# Exercise goal
Pull each line containing "tags" out of the data and copy it.

# Listing
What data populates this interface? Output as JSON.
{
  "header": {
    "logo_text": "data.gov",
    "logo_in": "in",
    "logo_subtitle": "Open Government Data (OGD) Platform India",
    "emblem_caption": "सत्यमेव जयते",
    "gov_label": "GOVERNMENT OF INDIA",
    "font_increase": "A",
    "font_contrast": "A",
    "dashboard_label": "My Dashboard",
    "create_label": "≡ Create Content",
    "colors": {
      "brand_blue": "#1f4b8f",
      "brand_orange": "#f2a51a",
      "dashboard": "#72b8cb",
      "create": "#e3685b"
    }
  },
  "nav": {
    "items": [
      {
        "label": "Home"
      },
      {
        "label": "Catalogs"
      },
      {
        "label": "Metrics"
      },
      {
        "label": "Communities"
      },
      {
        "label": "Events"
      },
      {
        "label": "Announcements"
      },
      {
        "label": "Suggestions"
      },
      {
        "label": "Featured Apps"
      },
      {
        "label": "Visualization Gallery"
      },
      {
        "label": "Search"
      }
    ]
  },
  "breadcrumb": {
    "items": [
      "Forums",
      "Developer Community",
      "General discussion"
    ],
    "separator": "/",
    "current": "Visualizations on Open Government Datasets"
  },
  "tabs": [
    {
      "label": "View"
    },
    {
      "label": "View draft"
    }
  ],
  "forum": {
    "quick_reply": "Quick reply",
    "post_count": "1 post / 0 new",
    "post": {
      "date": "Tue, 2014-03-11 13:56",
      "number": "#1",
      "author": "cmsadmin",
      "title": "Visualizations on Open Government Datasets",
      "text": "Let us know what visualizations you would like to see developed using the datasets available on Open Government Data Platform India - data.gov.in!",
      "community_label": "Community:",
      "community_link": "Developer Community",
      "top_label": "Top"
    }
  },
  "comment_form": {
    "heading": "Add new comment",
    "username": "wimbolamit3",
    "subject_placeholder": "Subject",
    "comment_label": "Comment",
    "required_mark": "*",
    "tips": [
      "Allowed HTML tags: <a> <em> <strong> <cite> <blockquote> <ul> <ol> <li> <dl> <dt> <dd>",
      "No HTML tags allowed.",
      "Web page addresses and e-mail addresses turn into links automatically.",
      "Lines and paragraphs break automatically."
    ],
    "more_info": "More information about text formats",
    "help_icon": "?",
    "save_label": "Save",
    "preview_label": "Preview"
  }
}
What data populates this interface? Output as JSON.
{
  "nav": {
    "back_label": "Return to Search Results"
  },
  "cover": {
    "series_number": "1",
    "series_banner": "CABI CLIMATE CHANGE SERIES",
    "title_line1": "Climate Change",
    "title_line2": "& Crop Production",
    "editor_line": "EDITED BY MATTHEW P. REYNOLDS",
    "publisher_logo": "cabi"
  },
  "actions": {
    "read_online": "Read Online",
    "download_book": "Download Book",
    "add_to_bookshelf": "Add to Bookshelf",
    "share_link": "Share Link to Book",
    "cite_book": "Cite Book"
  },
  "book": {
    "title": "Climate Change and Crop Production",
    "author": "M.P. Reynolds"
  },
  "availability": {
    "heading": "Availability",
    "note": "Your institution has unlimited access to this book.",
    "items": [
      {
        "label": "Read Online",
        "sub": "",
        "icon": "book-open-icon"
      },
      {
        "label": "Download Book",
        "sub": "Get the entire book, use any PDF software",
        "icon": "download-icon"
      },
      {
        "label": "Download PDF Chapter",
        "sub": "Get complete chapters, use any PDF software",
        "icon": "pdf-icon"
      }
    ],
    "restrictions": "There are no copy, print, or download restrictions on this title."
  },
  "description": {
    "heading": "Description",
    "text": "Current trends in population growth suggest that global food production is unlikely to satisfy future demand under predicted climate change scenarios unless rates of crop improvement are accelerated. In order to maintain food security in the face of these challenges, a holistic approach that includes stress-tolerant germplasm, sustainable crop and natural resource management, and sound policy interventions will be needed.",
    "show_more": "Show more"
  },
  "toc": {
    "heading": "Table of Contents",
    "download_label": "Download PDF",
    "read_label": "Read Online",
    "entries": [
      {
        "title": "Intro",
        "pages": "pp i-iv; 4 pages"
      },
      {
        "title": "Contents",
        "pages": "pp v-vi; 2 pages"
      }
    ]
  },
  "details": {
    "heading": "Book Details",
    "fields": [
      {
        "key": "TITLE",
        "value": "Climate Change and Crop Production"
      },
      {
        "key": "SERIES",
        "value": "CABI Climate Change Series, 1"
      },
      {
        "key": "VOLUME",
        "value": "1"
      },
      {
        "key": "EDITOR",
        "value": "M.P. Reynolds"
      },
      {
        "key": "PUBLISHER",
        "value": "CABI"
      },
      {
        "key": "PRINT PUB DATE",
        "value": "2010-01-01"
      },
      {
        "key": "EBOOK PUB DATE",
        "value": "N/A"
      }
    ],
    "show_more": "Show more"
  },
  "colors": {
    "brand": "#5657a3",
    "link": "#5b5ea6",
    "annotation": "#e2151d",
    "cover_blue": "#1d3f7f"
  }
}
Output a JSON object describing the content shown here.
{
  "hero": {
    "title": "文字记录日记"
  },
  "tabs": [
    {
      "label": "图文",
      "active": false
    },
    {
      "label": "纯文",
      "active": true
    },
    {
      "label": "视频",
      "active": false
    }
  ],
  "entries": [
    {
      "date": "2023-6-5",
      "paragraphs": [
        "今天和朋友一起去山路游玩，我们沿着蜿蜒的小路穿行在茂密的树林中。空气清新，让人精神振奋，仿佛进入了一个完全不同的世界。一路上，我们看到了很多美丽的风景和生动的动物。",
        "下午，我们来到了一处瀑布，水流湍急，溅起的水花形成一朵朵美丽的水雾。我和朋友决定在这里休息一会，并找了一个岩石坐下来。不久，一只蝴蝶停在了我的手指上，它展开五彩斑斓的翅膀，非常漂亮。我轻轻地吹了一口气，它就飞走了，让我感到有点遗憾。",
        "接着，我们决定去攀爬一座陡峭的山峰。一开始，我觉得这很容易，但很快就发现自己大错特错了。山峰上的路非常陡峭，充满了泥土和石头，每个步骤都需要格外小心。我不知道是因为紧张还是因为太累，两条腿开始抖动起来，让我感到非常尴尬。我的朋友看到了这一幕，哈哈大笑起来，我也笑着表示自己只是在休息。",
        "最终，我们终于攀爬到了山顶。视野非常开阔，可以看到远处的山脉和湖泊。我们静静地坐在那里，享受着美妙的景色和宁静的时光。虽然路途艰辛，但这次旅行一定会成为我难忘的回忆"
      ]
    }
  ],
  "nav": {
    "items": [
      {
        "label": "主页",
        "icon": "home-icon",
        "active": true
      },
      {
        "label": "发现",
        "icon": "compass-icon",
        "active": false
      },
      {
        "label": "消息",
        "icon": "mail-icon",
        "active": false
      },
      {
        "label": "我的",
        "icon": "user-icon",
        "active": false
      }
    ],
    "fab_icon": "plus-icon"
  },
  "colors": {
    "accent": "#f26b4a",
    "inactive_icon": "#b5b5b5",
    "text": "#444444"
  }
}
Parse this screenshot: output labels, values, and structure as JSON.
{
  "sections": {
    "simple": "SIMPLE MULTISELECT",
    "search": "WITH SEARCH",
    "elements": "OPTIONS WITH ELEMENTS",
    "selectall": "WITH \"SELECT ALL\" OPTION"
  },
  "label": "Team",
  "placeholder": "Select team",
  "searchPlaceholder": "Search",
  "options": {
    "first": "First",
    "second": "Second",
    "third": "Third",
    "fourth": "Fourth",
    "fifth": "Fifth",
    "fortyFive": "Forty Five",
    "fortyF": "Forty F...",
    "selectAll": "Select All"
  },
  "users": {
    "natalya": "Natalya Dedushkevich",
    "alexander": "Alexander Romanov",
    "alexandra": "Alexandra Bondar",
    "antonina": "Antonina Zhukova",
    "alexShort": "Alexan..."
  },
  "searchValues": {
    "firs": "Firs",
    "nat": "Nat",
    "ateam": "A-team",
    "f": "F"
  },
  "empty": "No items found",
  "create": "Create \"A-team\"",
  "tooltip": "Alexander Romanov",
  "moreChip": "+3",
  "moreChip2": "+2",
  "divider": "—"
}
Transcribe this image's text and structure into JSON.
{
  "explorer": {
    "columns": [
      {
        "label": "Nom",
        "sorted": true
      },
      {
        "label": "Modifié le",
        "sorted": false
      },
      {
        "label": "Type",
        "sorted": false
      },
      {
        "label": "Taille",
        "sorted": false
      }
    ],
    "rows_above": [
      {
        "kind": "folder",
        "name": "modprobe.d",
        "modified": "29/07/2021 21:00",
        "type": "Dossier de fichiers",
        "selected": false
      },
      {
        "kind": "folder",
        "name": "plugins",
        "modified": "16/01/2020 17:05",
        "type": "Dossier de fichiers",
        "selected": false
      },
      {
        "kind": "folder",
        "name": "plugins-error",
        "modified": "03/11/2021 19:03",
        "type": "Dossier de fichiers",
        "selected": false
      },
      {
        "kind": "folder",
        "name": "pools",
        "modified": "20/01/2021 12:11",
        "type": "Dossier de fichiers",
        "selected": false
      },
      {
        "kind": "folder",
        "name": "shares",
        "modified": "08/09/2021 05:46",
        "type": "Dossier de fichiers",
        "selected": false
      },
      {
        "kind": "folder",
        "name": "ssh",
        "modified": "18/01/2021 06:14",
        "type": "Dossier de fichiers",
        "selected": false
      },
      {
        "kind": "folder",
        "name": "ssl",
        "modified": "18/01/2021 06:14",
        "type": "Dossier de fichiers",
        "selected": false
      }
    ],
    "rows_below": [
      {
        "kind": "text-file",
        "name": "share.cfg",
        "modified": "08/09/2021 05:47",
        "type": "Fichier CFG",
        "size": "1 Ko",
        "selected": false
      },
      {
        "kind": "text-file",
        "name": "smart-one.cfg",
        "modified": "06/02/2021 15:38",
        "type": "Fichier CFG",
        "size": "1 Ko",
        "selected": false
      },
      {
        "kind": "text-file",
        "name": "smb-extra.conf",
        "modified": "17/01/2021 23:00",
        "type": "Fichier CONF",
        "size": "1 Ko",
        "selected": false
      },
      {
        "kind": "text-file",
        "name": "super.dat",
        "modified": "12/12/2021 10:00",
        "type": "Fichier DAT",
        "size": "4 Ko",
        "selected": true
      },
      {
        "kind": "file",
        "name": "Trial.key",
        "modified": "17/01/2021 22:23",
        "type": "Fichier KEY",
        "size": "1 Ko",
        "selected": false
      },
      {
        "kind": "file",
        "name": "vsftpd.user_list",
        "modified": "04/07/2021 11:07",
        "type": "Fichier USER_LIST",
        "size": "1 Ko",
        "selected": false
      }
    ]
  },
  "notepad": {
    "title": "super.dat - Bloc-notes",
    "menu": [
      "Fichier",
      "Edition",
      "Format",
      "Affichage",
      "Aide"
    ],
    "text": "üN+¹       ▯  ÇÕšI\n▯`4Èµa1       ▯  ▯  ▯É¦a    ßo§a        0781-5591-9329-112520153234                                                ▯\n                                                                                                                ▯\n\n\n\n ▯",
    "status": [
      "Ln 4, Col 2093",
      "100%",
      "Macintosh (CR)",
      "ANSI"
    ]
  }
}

# Completed task
      "Allowed HTML tags: <a> <em> <strong> <cite> <blockquote> <ul> <ol> <li> <dl> <dt> <dd>",
      "No HTML tags allowed.",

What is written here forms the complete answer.